→ **Your goal**:
Without including any images, reproduce each entry exactly.

→ **Records for the task**:
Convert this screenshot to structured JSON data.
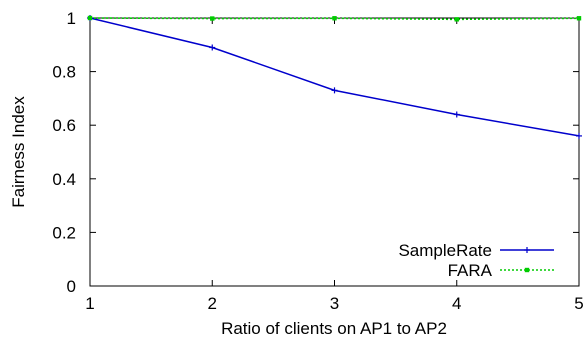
{
  "chart_data": {
    "type": "line",
    "title": "",
    "xlabel": "Ratio of clients on AP1 to AP2",
    "ylabel": "Fairness Index",
    "x": [
      1,
      2,
      3,
      4,
      5
    ],
    "xlim": [
      1,
      5
    ],
    "ylim": [
      0,
      1
    ],
    "xticks": [
      1,
      2,
      3,
      4,
      5
    ],
    "xtick_labels": [
      "1",
      "2",
      "3",
      "4",
      "5"
    ],
    "yticks": [
      0,
      0.2,
      0.4,
      0.6,
      0.8,
      1
    ],
    "ytick_labels": [
      "0",
      "0.2",
      "0.4",
      "0.6",
      "0.8",
      "1"
    ],
    "grid": false,
    "legend_position": "bottom-right",
    "series": [
      {
        "name": "SampleRate",
        "values": [
          1.0,
          0.89,
          0.73,
          0.64,
          0.56
        ],
        "color": "#0000cc",
        "dash": "solid",
        "marker": "plus"
      },
      {
        "name": "FARA",
        "values": [
          1.0,
          0.998,
          0.999,
          0.995,
          0.999
        ],
        "color": "#00cc00",
        "dash": "dotted",
        "marker": "square"
      }
    ]
  }
}
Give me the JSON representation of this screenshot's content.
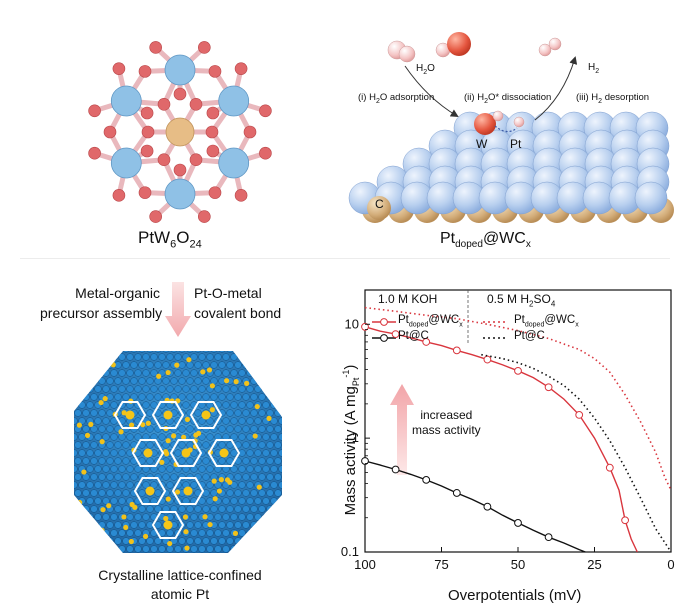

→ **Output for this exercise**:
Convert this screenshot to structured JSON data.
{
  "chart_data": {
    "type": "line",
    "title": "",
    "xlabel": "Ratio of clients on AP1 to AP2",
    "ylabel": "Fairness Index",
    "x": [
      1,
      2,
      3,
      4,
      5
    ],
    "xlim": [
      1,
      5
    ],
    "ylim": [
      0,
      1
    ],
    "xticks": [
      1,
      2,
      3,
      4,
      5
    ],
    "xtick_labels": [
      "1",
      "2",
      "3",
      "4",
      "5"
    ],
    "yticks": [
      0,
      0.2,
      0.4,
      0.6,
      0.8,
      1
    ],
    "ytick_labels": [
      "0",
      "0.2",
      "0.4",
      "0.6",
      "0.8",
      "1"
    ],
    "grid": false,
    "legend_position": "bottom-right",
    "series": [
      {
        "name": "SampleRate",
        "values": [
          1.0,
          0.89,
          0.73,
          0.64,
          0.56
        ],
        "color": "#0000cc",
        "dash": "solid",
        "marker": "plus"
      },
      {
        "name": "FARA",
        "values": [
          1.0,
          0.998,
          0.999,
          0.995,
          0.999
        ],
        "color": "#00cc00",
        "dash": "dotted",
        "marker": "square"
      }
    ]
  }
}
Give me the JSON representation of this screenshot's content.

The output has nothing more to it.